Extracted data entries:

--------------------------------

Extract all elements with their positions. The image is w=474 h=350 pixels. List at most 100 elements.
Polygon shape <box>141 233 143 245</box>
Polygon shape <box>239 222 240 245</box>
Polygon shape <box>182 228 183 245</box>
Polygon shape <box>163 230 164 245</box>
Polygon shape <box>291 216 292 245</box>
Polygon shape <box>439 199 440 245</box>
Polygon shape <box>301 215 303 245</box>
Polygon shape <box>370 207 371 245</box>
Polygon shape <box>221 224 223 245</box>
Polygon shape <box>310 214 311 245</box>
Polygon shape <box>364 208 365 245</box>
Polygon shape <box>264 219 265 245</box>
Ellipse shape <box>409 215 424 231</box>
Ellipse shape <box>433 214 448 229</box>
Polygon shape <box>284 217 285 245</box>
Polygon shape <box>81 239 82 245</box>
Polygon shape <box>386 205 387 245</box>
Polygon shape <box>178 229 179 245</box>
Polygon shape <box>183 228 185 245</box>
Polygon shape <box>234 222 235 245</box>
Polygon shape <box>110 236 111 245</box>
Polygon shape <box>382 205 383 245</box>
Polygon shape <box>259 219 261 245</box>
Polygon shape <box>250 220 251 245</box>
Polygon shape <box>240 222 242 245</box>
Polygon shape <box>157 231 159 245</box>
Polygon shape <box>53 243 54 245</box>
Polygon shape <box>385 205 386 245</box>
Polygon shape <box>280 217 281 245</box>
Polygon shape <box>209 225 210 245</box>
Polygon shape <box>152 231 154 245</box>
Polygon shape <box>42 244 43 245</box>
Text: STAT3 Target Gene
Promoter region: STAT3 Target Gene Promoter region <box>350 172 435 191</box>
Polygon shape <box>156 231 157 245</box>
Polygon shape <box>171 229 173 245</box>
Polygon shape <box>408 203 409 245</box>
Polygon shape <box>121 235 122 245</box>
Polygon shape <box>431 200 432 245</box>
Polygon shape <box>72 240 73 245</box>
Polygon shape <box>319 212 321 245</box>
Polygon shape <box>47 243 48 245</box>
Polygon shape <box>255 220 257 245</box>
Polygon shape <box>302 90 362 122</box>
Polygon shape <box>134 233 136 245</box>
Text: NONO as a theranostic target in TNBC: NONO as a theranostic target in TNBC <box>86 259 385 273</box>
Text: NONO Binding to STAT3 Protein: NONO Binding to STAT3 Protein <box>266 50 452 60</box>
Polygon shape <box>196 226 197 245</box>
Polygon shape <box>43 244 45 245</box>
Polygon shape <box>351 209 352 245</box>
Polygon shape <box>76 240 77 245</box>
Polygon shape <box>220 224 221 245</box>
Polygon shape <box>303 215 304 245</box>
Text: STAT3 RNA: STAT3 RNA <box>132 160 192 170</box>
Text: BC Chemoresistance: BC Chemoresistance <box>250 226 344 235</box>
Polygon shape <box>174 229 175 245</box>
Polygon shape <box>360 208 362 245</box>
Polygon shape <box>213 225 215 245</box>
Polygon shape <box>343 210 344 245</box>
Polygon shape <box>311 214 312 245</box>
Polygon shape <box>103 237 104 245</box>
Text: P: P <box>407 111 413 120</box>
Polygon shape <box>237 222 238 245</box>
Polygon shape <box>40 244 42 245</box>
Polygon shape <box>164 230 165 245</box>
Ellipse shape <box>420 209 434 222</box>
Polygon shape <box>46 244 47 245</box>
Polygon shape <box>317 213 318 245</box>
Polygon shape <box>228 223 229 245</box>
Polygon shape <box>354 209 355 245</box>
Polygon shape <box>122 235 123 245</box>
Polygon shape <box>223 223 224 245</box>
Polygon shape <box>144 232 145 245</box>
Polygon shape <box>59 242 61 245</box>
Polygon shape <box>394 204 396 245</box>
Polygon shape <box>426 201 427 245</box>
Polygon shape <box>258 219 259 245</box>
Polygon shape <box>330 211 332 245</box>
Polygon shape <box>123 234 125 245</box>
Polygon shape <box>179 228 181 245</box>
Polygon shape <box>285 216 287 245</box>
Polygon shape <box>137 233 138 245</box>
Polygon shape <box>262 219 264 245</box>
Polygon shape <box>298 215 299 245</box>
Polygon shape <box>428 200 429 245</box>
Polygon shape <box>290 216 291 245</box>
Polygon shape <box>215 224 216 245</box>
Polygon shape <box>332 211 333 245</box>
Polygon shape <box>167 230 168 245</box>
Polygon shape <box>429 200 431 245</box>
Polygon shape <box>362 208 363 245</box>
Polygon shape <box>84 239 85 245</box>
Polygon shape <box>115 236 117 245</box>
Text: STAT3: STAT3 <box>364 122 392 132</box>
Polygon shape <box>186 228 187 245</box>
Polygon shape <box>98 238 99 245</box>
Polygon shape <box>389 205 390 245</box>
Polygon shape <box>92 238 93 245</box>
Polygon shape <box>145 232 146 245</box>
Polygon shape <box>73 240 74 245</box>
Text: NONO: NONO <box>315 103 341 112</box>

--------------------------------

What to do:
All entries must be given again exactly.

Solved problem:
Extract all elements with their positions. The image is w=474 h=350 pixels. List at most 100 elements.
Polygon shape <box>141 233 143 245</box>
Polygon shape <box>239 222 240 245</box>
Polygon shape <box>182 228 183 245</box>
Polygon shape <box>163 230 164 245</box>
Polygon shape <box>291 216 292 245</box>
Polygon shape <box>439 199 440 245</box>
Polygon shape <box>301 215 303 245</box>
Polygon shape <box>370 207 371 245</box>
Polygon shape <box>221 224 223 245</box>
Polygon shape <box>310 214 311 245</box>
Polygon shape <box>364 208 365 245</box>
Polygon shape <box>264 219 265 245</box>
Ellipse shape <box>409 215 424 231</box>
Ellipse shape <box>433 214 448 229</box>
Polygon shape <box>284 217 285 245</box>
Polygon shape <box>81 239 82 245</box>
Polygon shape <box>386 205 387 245</box>
Polygon shape <box>178 229 179 245</box>
Polygon shape <box>183 228 185 245</box>
Polygon shape <box>234 222 235 245</box>
Polygon shape <box>110 236 111 245</box>
Polygon shape <box>382 205 383 245</box>
Polygon shape <box>259 219 261 245</box>
Polygon shape <box>250 220 251 245</box>
Polygon shape <box>240 222 242 245</box>
Polygon shape <box>157 231 159 245</box>
Polygon shape <box>53 243 54 245</box>
Polygon shape <box>385 205 386 245</box>
Polygon shape <box>280 217 281 245</box>
Polygon shape <box>209 225 210 245</box>
Polygon shape <box>152 231 154 245</box>
Polygon shape <box>42 244 43 245</box>
Text: STAT3 Target Gene
Promoter region: STAT3 Target Gene Promoter region <box>350 172 435 191</box>
Polygon shape <box>156 231 157 245</box>
Polygon shape <box>171 229 173 245</box>
Polygon shape <box>408 203 409 245</box>
Polygon shape <box>121 235 122 245</box>
Polygon shape <box>431 200 432 245</box>
Polygon shape <box>72 240 73 245</box>
Polygon shape <box>319 212 321 245</box>
Polygon shape <box>47 243 48 245</box>
Polygon shape <box>255 220 257 245</box>
Polygon shape <box>302 90 362 122</box>
Polygon shape <box>134 233 136 245</box>
Text: NONO as a theranostic target in TNBC: NONO as a theranostic target in TNBC <box>86 259 385 273</box>
Text: NONO Binding to STAT3 Protein: NONO Binding to STAT3 Protein <box>266 50 452 60</box>
Polygon shape <box>196 226 197 245</box>
Polygon shape <box>43 244 45 245</box>
Polygon shape <box>351 209 352 245</box>
Polygon shape <box>76 240 77 245</box>
Polygon shape <box>220 224 221 245</box>
Polygon shape <box>303 215 304 245</box>
Text: STAT3 RNA: STAT3 RNA <box>132 160 192 170</box>
Text: BC Chemoresistance: BC Chemoresistance <box>250 226 344 235</box>
Polygon shape <box>174 229 175 245</box>
Polygon shape <box>360 208 362 245</box>
Polygon shape <box>213 225 215 245</box>
Polygon shape <box>343 210 344 245</box>
Polygon shape <box>311 214 312 245</box>
Polygon shape <box>103 237 104 245</box>
Text: P: P <box>407 111 413 120</box>
Polygon shape <box>237 222 238 245</box>
Polygon shape <box>40 244 42 245</box>
Polygon shape <box>164 230 165 245</box>
Ellipse shape <box>420 209 434 222</box>
Polygon shape <box>46 244 47 245</box>
Polygon shape <box>317 213 318 245</box>
Polygon shape <box>228 223 229 245</box>
Polygon shape <box>354 209 355 245</box>
Polygon shape <box>122 235 123 245</box>
Polygon shape <box>223 223 224 245</box>
Polygon shape <box>144 232 145 245</box>
Polygon shape <box>59 242 61 245</box>
Polygon shape <box>394 204 396 245</box>
Polygon shape <box>426 201 427 245</box>
Polygon shape <box>258 219 259 245</box>
Polygon shape <box>330 211 332 245</box>
Polygon shape <box>123 234 125 245</box>
Polygon shape <box>179 228 181 245</box>
Polygon shape <box>285 216 287 245</box>
Polygon shape <box>137 233 138 245</box>
Polygon shape <box>262 219 264 245</box>
Polygon shape <box>298 215 299 245</box>
Polygon shape <box>428 200 429 245</box>
Polygon shape <box>290 216 291 245</box>
Polygon shape <box>215 224 216 245</box>
Polygon shape <box>332 211 333 245</box>
Polygon shape <box>167 230 168 245</box>
Polygon shape <box>429 200 431 245</box>
Polygon shape <box>362 208 363 245</box>
Polygon shape <box>84 239 85 245</box>
Polygon shape <box>115 236 117 245</box>
Text: STAT3: STAT3 <box>364 122 392 132</box>
Polygon shape <box>186 228 187 245</box>
Polygon shape <box>98 238 99 245</box>
Polygon shape <box>389 205 390 245</box>
Polygon shape <box>92 238 93 245</box>
Polygon shape <box>145 232 146 245</box>
Polygon shape <box>73 240 74 245</box>
Text: NONO: NONO <box>315 103 341 112</box>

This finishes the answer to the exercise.